_What is needed_. Tally the lines that contain the string "планирующих" and state that total without comment.

_Available records_.

++++++++++

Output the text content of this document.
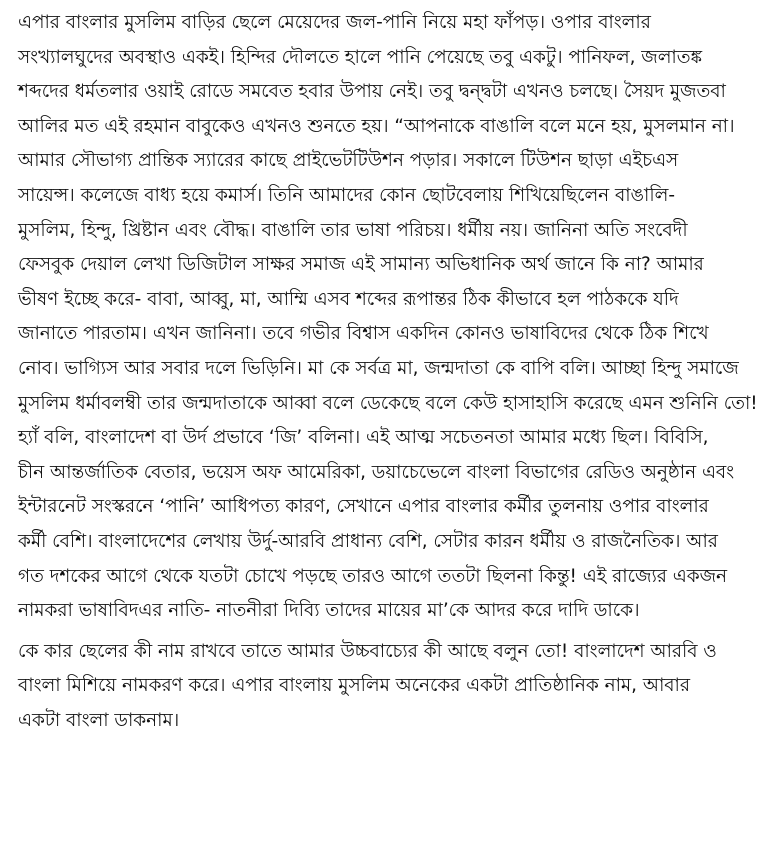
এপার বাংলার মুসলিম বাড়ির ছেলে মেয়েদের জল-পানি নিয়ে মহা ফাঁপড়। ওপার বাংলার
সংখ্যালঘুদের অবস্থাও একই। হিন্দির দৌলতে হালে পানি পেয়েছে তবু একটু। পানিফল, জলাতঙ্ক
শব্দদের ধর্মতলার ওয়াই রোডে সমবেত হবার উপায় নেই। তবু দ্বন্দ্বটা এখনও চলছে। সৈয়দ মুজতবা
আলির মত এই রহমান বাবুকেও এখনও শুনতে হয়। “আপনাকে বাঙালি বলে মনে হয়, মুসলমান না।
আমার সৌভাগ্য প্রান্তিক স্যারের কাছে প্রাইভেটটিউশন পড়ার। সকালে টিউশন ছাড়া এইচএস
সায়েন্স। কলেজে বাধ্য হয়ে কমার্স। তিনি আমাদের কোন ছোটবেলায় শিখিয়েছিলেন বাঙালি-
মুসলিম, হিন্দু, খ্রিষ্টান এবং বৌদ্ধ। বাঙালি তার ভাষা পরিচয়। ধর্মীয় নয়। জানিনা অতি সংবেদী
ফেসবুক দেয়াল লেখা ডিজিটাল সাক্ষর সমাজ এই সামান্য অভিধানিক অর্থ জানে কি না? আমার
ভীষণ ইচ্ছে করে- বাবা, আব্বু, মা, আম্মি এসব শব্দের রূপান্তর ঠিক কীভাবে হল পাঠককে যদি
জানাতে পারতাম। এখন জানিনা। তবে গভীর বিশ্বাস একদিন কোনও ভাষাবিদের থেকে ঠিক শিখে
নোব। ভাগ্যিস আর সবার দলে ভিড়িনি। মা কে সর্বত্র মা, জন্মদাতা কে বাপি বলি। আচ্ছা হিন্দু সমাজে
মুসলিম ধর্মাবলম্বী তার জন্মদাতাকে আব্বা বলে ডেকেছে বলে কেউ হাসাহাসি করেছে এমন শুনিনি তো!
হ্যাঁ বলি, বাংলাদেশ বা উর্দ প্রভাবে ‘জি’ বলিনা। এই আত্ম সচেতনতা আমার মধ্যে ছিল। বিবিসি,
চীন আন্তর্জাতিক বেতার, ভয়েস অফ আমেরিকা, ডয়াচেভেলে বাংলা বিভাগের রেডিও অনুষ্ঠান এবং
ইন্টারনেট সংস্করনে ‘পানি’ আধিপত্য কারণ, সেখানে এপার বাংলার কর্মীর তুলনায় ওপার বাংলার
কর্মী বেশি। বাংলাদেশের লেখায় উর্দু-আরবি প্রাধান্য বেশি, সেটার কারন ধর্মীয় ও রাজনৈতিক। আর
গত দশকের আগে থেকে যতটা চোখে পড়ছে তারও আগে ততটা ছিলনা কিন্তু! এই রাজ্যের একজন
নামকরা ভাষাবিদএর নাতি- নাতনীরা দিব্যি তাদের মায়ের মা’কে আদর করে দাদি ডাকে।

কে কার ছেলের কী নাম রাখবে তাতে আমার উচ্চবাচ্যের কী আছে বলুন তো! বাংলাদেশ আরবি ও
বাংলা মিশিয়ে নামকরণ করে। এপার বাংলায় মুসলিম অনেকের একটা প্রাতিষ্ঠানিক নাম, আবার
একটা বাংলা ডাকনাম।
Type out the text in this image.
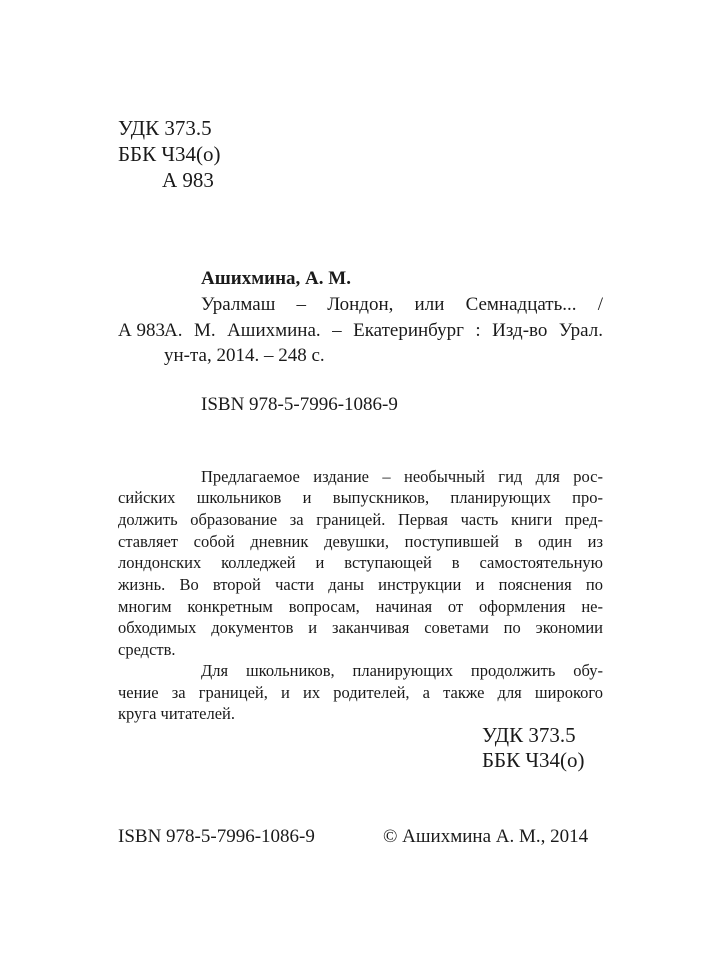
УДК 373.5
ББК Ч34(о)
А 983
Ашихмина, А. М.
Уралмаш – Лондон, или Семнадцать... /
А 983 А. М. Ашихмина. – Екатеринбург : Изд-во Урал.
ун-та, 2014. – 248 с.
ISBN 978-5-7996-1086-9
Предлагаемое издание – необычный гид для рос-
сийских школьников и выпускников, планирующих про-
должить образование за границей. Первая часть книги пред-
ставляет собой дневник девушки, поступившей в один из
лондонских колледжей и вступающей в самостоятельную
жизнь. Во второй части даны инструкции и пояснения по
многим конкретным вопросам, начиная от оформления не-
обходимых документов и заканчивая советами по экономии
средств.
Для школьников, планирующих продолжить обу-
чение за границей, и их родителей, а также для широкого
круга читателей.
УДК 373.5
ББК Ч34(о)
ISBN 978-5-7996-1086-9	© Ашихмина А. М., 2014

++++++++++

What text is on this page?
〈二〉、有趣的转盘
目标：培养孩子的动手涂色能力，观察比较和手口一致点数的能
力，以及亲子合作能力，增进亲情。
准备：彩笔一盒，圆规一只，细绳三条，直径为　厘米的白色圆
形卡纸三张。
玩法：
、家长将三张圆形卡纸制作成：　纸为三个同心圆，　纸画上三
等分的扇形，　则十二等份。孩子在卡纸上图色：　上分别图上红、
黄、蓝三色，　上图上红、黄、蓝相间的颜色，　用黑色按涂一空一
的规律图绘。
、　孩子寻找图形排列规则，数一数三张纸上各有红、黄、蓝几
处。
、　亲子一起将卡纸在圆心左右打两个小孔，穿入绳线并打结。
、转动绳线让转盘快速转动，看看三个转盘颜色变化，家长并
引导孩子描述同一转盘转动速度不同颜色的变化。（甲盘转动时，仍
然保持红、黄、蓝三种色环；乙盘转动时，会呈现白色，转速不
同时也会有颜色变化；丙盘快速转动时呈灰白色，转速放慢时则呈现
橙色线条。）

++++++++++

_Answer to this problem_. 2